Text excerpt:
>> Begin

Re: [DB] Summary of Current Suggestions

August Zajonc (augustz nospam at bigfoot.com)
Wed, 10 Mar 1999 14:16:53 -0800

Ahhhh, the wonderful world of DB design...

It seems pretty clear that the queries are not going to come directly off
this master db, but even if they did it should be completly normalized.

Basically, that means there is going to be a table for just about
everything, from songs, to performers to cds... Want to add a new genre, add
an entry in the genre lookup table. For queries all this will the simplify
down to something easy to handle. But the richnes remains. Someone could
code a client so there is a drop down list of artists on the data add page,
so that we can have little bios on the performers that don't need to be
entered more than once (as a far out example)... Someone else could code
clients which do other similarly gimicky things...

It would be important however that the data stays relativly clean... On one
hand, selecting an artist from a list insures against sily typos, on the
other hand, when people submit without the list, multiple entries could
occur (something that happens anyways under other systems...) I don't think
this will be a huge issue, especially with a little coding server side to
help out. And since clients are connected to the net, they can check if
artist exists, and we can really avoid some of the crump that got into cddb
proper.

I've got a mySQL server ready to roll, let's first spec out what the cddb
replacement needs bare minimum, then work on the extras...

>> End

Dataset:
>> Begin

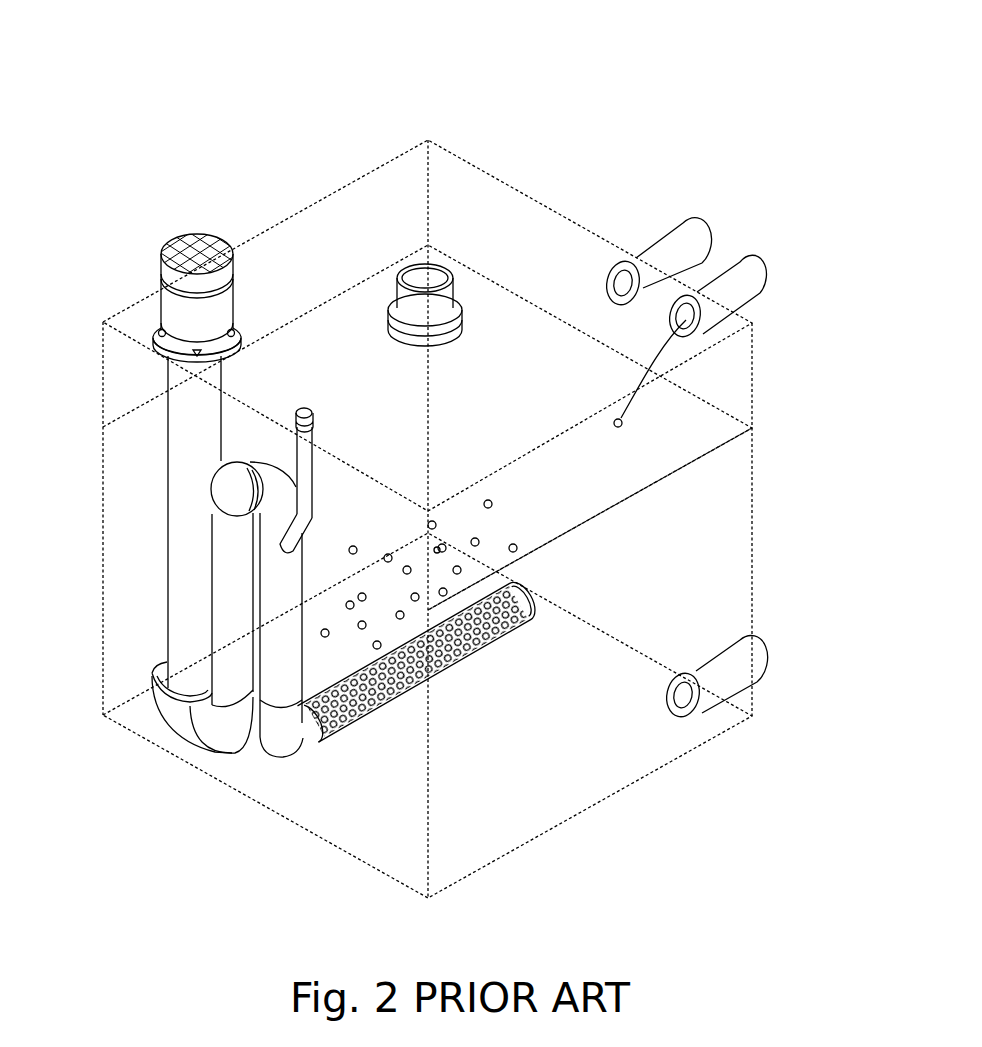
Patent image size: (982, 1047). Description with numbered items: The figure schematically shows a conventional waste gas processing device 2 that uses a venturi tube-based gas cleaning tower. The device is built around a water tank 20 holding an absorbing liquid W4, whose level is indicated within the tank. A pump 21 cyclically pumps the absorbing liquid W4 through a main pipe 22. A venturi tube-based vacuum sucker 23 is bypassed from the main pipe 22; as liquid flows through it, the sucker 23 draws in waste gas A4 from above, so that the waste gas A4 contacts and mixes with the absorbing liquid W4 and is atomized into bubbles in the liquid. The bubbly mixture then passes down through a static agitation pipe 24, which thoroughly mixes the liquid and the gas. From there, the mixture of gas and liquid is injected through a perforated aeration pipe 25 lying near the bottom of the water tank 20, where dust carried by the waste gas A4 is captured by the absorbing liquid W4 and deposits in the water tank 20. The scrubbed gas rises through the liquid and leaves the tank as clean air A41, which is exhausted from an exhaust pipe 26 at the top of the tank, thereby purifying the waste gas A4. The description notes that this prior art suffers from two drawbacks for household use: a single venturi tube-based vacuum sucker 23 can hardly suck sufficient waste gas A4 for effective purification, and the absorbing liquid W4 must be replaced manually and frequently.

The waste gas processing device 2 is at (546, 95).
The water tank 20 is at (752, 604).
The pump 21 is at (175, 705).
The main pipe 22 is at (273, 493).
The venturi tube-based vacuum sucker 23 is at (307, 452).
The static agitation pipe 24 is at (278, 645).
The aeration pipe 25 is at (445, 665).
The exhaust pipe 26 is at (417, 277).
The waste gas A4 is at (305, 398).
The clean air A41 is at (783, 262).
The absorbing liquid W4 is at (680, 467).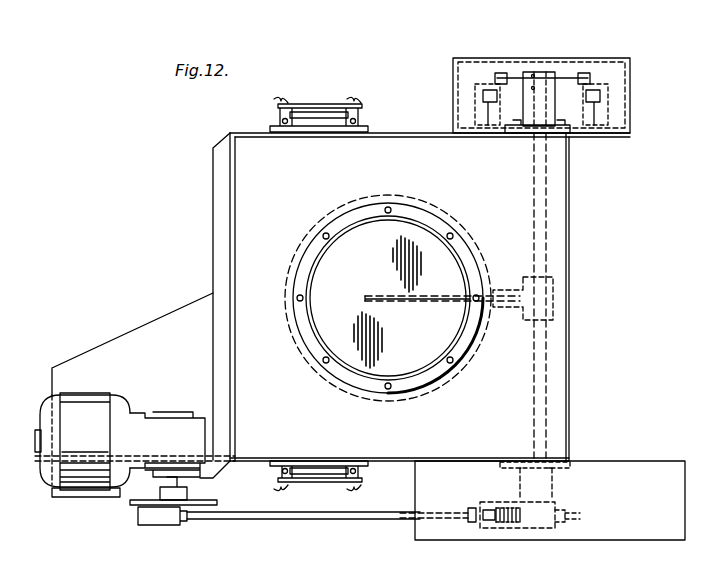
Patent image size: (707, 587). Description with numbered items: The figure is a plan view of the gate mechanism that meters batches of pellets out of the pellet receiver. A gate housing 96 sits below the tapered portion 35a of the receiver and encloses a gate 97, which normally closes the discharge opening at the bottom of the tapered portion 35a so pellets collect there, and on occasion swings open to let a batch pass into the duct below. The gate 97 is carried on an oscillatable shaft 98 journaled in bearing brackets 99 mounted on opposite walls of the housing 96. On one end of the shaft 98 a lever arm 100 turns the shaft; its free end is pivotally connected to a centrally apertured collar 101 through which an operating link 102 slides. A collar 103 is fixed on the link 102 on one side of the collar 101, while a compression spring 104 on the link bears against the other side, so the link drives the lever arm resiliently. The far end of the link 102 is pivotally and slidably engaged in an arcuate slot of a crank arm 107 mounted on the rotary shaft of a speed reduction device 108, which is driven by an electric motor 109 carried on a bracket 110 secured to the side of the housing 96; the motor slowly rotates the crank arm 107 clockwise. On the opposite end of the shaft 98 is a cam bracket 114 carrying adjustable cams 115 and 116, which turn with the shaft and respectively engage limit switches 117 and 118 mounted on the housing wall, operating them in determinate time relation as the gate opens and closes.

The gate housing 96 is at (245, 211).
The tapered portion 35a is at (405, 220).
The gate 97 is at (452, 270).
The oscillatable shaft 98 is at (548, 362).
The bearing bracket 99 is at (550, 107).
The lever arm 100 is at (520, 530).
The collar 101 is at (490, 523).
The operating link 102 is at (323, 516).
The collar 103 is at (465, 522).
The compression spring 104 is at (500, 525).
The crank arm 107 is at (205, 510).
The speed reduction device 108 is at (172, 425).
The electric motor 109 is at (72, 395).
The bracket 110 is at (163, 325).
The cam bracket 114 is at (545, 72).
The cam 115 is at (500, 74).
The cam 116 is at (588, 76).
The limit switch 117 is at (495, 106).
The limit switch 118 is at (598, 106).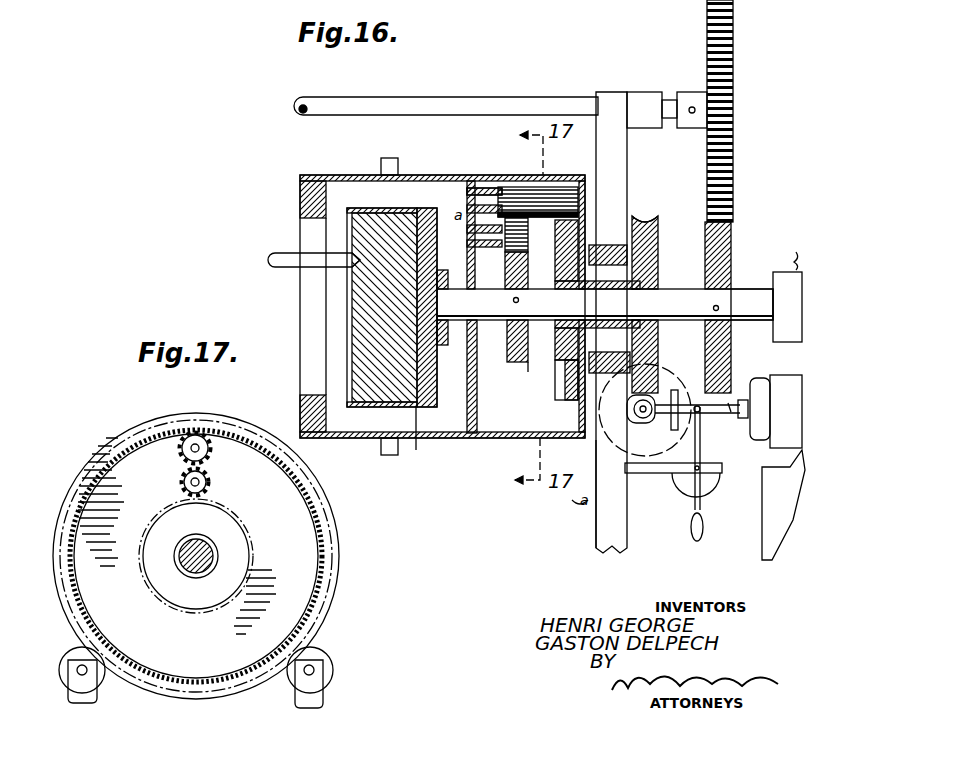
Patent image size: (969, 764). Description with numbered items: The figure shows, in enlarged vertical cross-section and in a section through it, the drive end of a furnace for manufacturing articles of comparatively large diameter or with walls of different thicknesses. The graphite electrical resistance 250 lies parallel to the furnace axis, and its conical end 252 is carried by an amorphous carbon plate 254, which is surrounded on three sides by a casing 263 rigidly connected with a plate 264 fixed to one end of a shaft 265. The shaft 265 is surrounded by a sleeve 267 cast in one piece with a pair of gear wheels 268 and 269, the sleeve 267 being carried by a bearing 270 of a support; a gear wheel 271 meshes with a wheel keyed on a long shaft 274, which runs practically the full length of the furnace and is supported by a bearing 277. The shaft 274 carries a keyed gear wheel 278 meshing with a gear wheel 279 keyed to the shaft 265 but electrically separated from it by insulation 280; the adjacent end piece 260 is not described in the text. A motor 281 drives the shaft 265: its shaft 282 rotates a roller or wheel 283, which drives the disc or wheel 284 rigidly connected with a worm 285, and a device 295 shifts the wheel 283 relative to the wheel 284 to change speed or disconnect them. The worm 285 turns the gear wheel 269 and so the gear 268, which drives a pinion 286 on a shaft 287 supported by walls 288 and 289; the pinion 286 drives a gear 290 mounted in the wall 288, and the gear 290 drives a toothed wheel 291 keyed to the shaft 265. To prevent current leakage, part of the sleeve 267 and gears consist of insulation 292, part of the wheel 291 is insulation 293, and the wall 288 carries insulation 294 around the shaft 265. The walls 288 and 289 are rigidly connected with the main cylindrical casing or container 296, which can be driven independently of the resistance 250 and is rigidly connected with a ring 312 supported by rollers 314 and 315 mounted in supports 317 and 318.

In FIG. 16, the electrical resistance or heating element 250 is at (280, 252).
In FIG. 16, the conical end of the resistance 252 is at (352, 266).
In FIG. 16, the plate 254 is at (437, 441).
In FIG. 16, the end knob 260 is at (784, 272).
In FIG. 16, the casing 263 is at (384, 210).
In FIG. 16, the plate 264 is at (432, 212).
In FIG. 16, the shaft 265 is at (488, 323).
In FIG. 17, the shaft 265 is at (210, 562).
In FIG. 16, the sleeve 267 is at (704, 240).
In FIG. 16, the gear wheel 268 is at (552, 388).
In FIG. 16, the gear wheel 269 is at (656, 216).
In FIG. 16, the bearing 270 is at (608, 245).
In FIG. 16, the gear wheel 271 is at (596, 505).
In FIG. 16, the shaft 274 is at (455, 104).
In FIG. 16, the bearing 277 is at (612, 96).
In FIG. 16, the gear wheel 278 is at (733, 52).
In FIG. 16, the gear wheel 279 is at (734, 228).
In FIG. 16, the insulation 280 is at (736, 272).
In FIG. 16, the motor 281 is at (773, 364).
In FIG. 16, the shaft of the motor 282 is at (710, 418).
In FIG. 16, the roller or wheel 283 is at (684, 398).
In FIG. 16, the disc or wheel 284 is at (648, 376).
In FIG. 16, the worm 285 is at (660, 442).
In FIG. 16, the pinion 286 is at (548, 187).
In FIG. 17, the pinion 286 is at (208, 440).
In FIG. 16, the shaft 287 is at (500, 188).
In FIG. 16, the wall 288 is at (496, 196).
In FIG. 16, the wall 289 is at (590, 183).
In FIG. 16, the gear 290 is at (532, 234).
In FIG. 17, the gear 290 is at (210, 482).
In FIG. 16, the toothed wheel 291 is at (470, 244).
In FIG. 17, the toothed wheel 291 is at (222, 524).
In FIG. 16, the electrical insulation 292 is at (645, 286).
In FIG. 16, the insulation 293 is at (516, 288).
In FIG. 17, the insulation 293 is at (214, 544).
In FIG. 16, the insulation 294 is at (605, 304).
In FIG. 16, the device 295 is at (735, 462).
In FIG. 16, the main cylindrical casing or container 296 is at (343, 175).
In FIG. 17, the main cylindrical casing or container 296 is at (340, 524).
In FIG. 16, the ring 312 is at (391, 158).
In FIG. 17, the ring 312 is at (324, 492).
In FIG. 17, the roller 314 is at (66, 650).
In FIG. 17, the roller 315 is at (332, 660).
In FIG. 17, the support 317 is at (68, 693).
In FIG. 17, the support 318 is at (323, 700).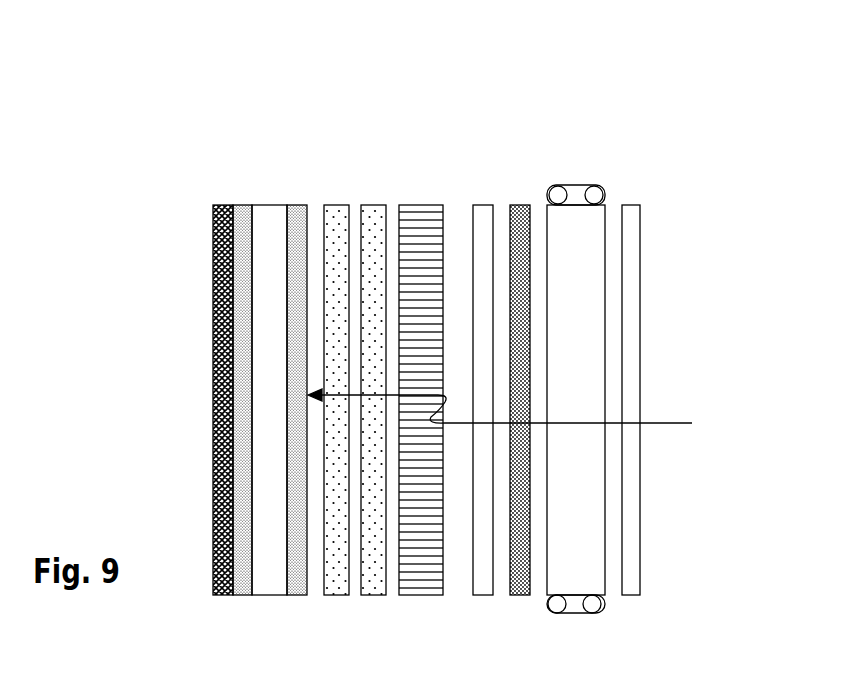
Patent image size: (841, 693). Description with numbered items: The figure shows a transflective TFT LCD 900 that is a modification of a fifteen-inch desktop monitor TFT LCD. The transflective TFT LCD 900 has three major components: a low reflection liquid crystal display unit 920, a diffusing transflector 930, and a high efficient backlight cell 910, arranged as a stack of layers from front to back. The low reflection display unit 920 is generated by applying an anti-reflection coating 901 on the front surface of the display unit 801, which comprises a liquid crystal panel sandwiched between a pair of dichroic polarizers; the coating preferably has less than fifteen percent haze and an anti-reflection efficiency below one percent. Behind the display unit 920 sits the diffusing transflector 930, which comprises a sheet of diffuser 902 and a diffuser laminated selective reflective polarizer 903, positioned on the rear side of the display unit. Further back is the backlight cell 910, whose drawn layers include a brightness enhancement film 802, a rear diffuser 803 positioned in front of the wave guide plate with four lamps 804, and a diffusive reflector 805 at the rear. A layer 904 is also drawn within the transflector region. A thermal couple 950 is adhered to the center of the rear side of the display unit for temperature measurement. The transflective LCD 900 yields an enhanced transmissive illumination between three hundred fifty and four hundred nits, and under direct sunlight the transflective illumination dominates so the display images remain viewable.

The transflective TFT LCD 900 is at (638, 613).
The high efficient backlight cell 910 is at (725, 75).
The low reflection liquid crystal display unit 920 is at (235, 75).
The diffusing transflector 930 is at (422, 75).
The anti-reflection coating 901 is at (217, 205).
The display unit 801 is at (267, 203).
The sheet of diffuser 902 is at (337, 212).
The diffuser laminated selective reflective polarizer 903 is at (377, 210).
The horizontally striped layer 904 is at (421, 205).
The brightness enhancement film 802 is at (477, 205).
The rear diffuser 803 is at (528, 205).
The wave guide plate with four lamps 804 is at (583, 189).
The diffusive reflector 805 is at (640, 212).
The thermal couple 950 is at (537, 411).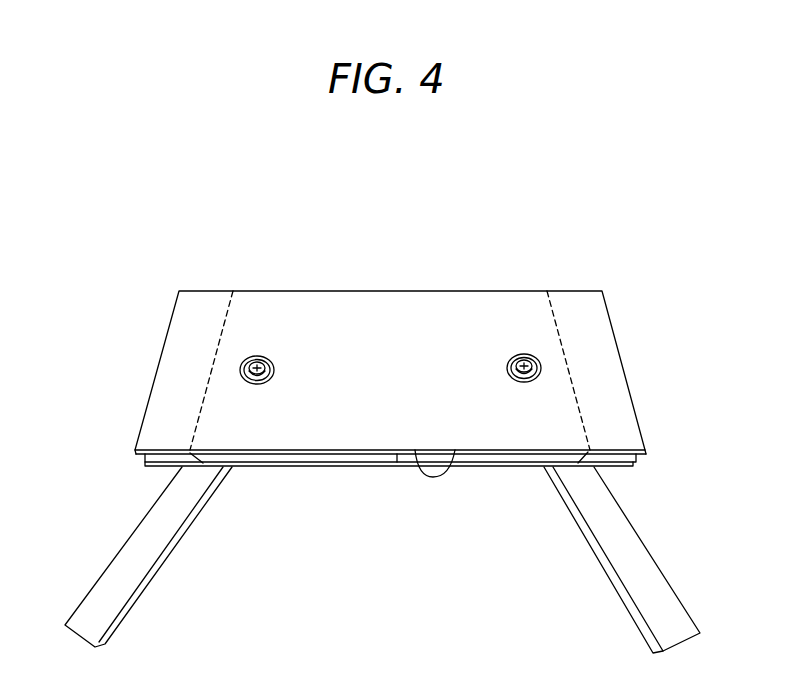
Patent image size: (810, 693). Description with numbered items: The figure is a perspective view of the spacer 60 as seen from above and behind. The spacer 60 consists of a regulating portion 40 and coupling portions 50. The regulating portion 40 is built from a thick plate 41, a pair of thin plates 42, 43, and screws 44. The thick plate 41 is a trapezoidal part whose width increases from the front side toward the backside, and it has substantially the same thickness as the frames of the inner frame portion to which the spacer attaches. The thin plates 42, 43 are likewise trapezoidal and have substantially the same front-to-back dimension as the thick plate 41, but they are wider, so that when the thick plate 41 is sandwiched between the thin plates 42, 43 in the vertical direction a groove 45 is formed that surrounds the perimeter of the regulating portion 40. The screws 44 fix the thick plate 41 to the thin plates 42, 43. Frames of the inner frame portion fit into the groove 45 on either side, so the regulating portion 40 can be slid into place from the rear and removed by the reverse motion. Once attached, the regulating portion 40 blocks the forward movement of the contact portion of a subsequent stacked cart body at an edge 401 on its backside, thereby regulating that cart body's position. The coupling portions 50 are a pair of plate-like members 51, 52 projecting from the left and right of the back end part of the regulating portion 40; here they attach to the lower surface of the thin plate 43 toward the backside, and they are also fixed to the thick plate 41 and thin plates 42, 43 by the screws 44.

The spacer 60 is at (321, 216).
The regulating portion 40 is at (379, 292).
The edge 401 is at (442, 474).
The thick plate 41 is at (493, 460).
The thin plate 42 is at (633, 438).
The thin plate 43 is at (635, 458).
The screws 44 is at (257, 355).
The groove 45 is at (182, 362).
The coupling portions 50 is at (92, 527).
The plate-like member 51 is at (637, 578).
The plate-like member 52 is at (125, 579).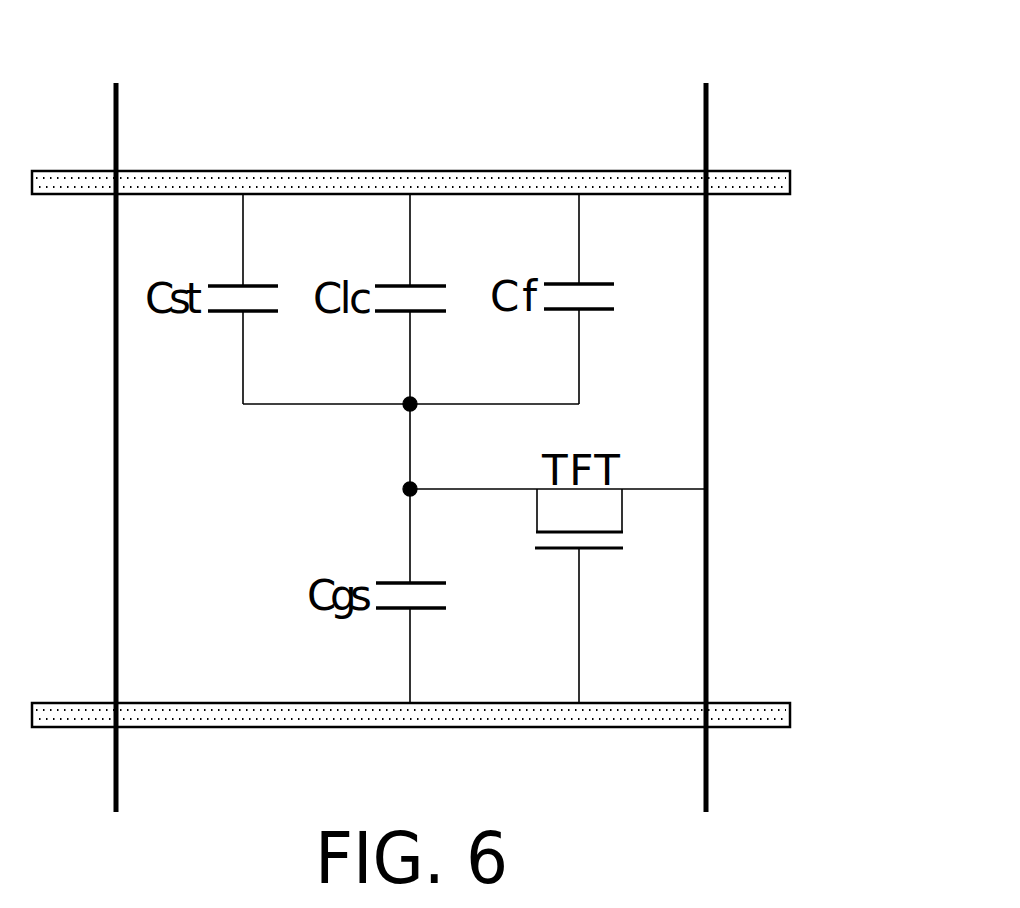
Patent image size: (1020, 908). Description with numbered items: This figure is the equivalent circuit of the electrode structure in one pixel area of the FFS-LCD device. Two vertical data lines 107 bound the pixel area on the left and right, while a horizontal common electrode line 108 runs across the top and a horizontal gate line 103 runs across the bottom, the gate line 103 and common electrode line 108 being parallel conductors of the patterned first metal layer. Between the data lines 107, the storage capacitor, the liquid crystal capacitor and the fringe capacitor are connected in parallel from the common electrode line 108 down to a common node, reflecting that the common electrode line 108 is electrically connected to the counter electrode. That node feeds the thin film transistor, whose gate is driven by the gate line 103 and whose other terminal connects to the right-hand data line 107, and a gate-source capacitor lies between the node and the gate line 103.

>> End

In the database design post above:
1. How do you add a new genre?
2. What does selecting an artist from a list protect against?
3. What kind of server does the writer have ready?

Output of the exercise:
1. Add an entry in the genre lookup table.
2. Typos.
3. A mySQL server.